■ Text passage

= = =

This is parody, right? (Meme about extreme libertarianism)

You’ve pretty much described how governments evolved into what we have.

By the way, protection sounds good, you do not get robbed in the first place, but paying for after-the-fact judgement/arbitration sounds like a scam. You were robbed in the street at gunpoint, according to the posted scenario? How much were you carrying in old-fashioned fungible cash that it would be worth the cost of hiring a street merc, operative, or gangster to do something about it?

I’d have said ( Given that they are brain-dead Libertarians ) paintball… but with AR-15s.
All surviving children are to be impaled on red-hot metal spikes to feed their animals.

“What happened to case 0451?”
“They settled with guns. Their children are being impaled now.”

Sure. The megacorporation effectively becomes the government.

A corporation is simply a legal construct used to define an organization. The question is how does corporate policy (laws) get made and how is leadership selected? Absent any government oversight, is there any reason to believe that laws would be created through a process of formal legislation with appropriate representation or that succession plans would consist of some sort of shareholder vote according to a formalized corporate charter and set of by-laws?

The OP might not be “parody” but it is written by someone who doesn’t understand the role of government or corporations for that matter.

Thunderball!

What? What do you mean “it’s already been done”?

Anarcho-capitalism is an oxymoronic joke.

That’s all I’m going to say in a thread that was well-poisoned against participation by any actual anarchists right from the strawmanning OP.

Money? What money? How can you have money without government?

Unless it’s a judge in a case involving Elon Musk. Then they have to have skin in the game, right?

= = =

■ Structured page parsing data

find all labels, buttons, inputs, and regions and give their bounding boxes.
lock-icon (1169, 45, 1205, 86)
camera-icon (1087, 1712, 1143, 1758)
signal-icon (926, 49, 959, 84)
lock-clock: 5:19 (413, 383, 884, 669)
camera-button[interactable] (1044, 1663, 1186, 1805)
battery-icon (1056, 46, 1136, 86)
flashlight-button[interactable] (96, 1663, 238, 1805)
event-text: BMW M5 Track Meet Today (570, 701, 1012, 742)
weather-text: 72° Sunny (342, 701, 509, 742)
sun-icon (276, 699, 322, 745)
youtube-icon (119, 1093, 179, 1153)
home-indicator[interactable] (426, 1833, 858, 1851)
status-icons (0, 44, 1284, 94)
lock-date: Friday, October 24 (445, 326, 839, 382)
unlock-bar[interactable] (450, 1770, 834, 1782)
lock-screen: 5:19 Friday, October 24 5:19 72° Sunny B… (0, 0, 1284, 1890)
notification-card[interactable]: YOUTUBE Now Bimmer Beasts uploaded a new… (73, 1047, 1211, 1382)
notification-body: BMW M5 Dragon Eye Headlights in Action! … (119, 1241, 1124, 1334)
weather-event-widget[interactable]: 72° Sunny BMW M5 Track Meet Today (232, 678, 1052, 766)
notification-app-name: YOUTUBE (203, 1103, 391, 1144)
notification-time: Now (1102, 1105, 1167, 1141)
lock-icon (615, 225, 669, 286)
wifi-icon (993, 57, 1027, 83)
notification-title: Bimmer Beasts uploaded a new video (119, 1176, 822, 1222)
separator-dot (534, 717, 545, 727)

= = =

■ Exercise instructions
• 1. Please reproduce the portion of the libertarianism meme thread between "This is parody, right?" and "becomes the government.", inclusive.
• 2. Answer these questions from the libertarianism meme thread:
(a) What does the megacorporation effectively become?
(b) Which firearm does one comment pair with paintball?
(c) What does the thread call anarcho-capitalism?

■ Results of the tasks
• 1.
This is parody, right? (Meme about extreme libertarianism)

You’ve pretty much described how governments evolved into what we have.

By the way, protection sounds good, you do not get robbed in the first place, but paying for after-the-fact judgement/arbitration sounds like a scam. You were robbed in the street at gunpoint, according to the posted scenario? How much were you carrying in old-fashioned fungible cash that it would be worth the cost of hiring a street merc, operative, or gangster to do something about it?

I’d have said ( Given that they are brain-dead Libertarians ) paintball… but with AR-15s.
All surviving children are to be impaled on red-hot metal spikes to feed their animals.

“What happened to case 0451?”
“They settled with guns. Their children are being impaled now.”

Sure. The megacorporation effectively becomes the government.

• 2.
(a) The government.
(b) AR-15s.
(c) An oxymoronic joke.